# START OF RECORDS PROVIDED

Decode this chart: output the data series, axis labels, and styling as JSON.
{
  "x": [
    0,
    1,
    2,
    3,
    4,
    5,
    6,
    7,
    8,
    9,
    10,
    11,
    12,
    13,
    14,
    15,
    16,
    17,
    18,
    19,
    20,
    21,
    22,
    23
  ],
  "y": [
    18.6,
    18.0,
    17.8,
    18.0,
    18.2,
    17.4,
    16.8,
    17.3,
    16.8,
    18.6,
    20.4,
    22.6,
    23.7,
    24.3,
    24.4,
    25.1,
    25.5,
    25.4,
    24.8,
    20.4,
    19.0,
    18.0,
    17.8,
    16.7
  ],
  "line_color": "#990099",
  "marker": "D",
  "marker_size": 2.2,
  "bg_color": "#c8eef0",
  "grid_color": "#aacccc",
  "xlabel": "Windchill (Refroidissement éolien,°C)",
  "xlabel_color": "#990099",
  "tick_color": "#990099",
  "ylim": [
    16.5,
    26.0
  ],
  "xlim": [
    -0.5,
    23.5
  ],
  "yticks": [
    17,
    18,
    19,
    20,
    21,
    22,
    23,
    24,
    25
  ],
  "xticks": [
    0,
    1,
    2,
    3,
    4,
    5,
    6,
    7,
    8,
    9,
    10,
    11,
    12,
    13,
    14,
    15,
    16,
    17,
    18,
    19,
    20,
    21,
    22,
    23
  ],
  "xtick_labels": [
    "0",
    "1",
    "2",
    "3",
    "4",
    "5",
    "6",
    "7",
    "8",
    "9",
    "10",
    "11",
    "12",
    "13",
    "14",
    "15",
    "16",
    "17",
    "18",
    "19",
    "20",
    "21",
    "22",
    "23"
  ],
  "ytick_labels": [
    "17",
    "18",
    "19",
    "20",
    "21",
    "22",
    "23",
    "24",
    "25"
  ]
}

# END OF RECORDS PROVIDED

**WHAT THE TASK ASKS**. Each entry above needs to be retyped exactly.

**TASK ANSWER**.
Decode this chart: output the data series, axis labels, and styling as JSON.
{
  "x": [
    0,
    1,
    2,
    3,
    4,
    5,
    6,
    7,
    8,
    9,
    10,
    11,
    12,
    13,
    14,
    15,
    16,
    17,
    18,
    19,
    20,
    21,
    22,
    23
  ],
  "y": [
    18.6,
    18.0,
    17.8,
    18.0,
    18.2,
    17.4,
    16.8,
    17.3,
    16.8,
    18.6,
    20.4,
    22.6,
    23.7,
    24.3,
    24.4,
    25.1,
    25.5,
    25.4,
    24.8,
    20.4,
    19.0,
    18.0,
    17.8,
    16.7
  ],
  "line_color": "#990099",
  "marker": "D",
  "marker_size": 2.2,
  "bg_color": "#c8eef0",
  "grid_color": "#aacccc",
  "xlabel": "Windchill (Refroidissement éolien,°C)",
  "xlabel_color": "#990099",
  "tick_color": "#990099",
  "ylim": [
    16.5,
    26.0
  ],
  "xlim": [
    -0.5,
    23.5
  ],
  "yticks": [
    17,
    18,
    19,
    20,
    21,
    22,
    23,
    24,
    25
  ],
  "xticks": [
    0,
    1,
    2,
    3,
    4,
    5,
    6,
    7,
    8,
    9,
    10,
    11,
    12,
    13,
    14,
    15,
    16,
    17,
    18,
    19,
    20,
    21,
    22,
    23
  ],
  "xtick_labels": [
    "0",
    "1",
    "2",
    "3",
    "4",
    "5",
    "6",
    "7",
    "8",
    "9",
    "10",
    "11",
    "12",
    "13",
    "14",
    "15",
    "16",
    "17",
    "18",
    "19",
    "20",
    "21",
    "22",
    "23"
  ],
  "ytick_labels": [
    "17",
    "18",
    "19",
    "20",
    "21",
    "22",
    "23",
    "24",
    "25"
  ]
}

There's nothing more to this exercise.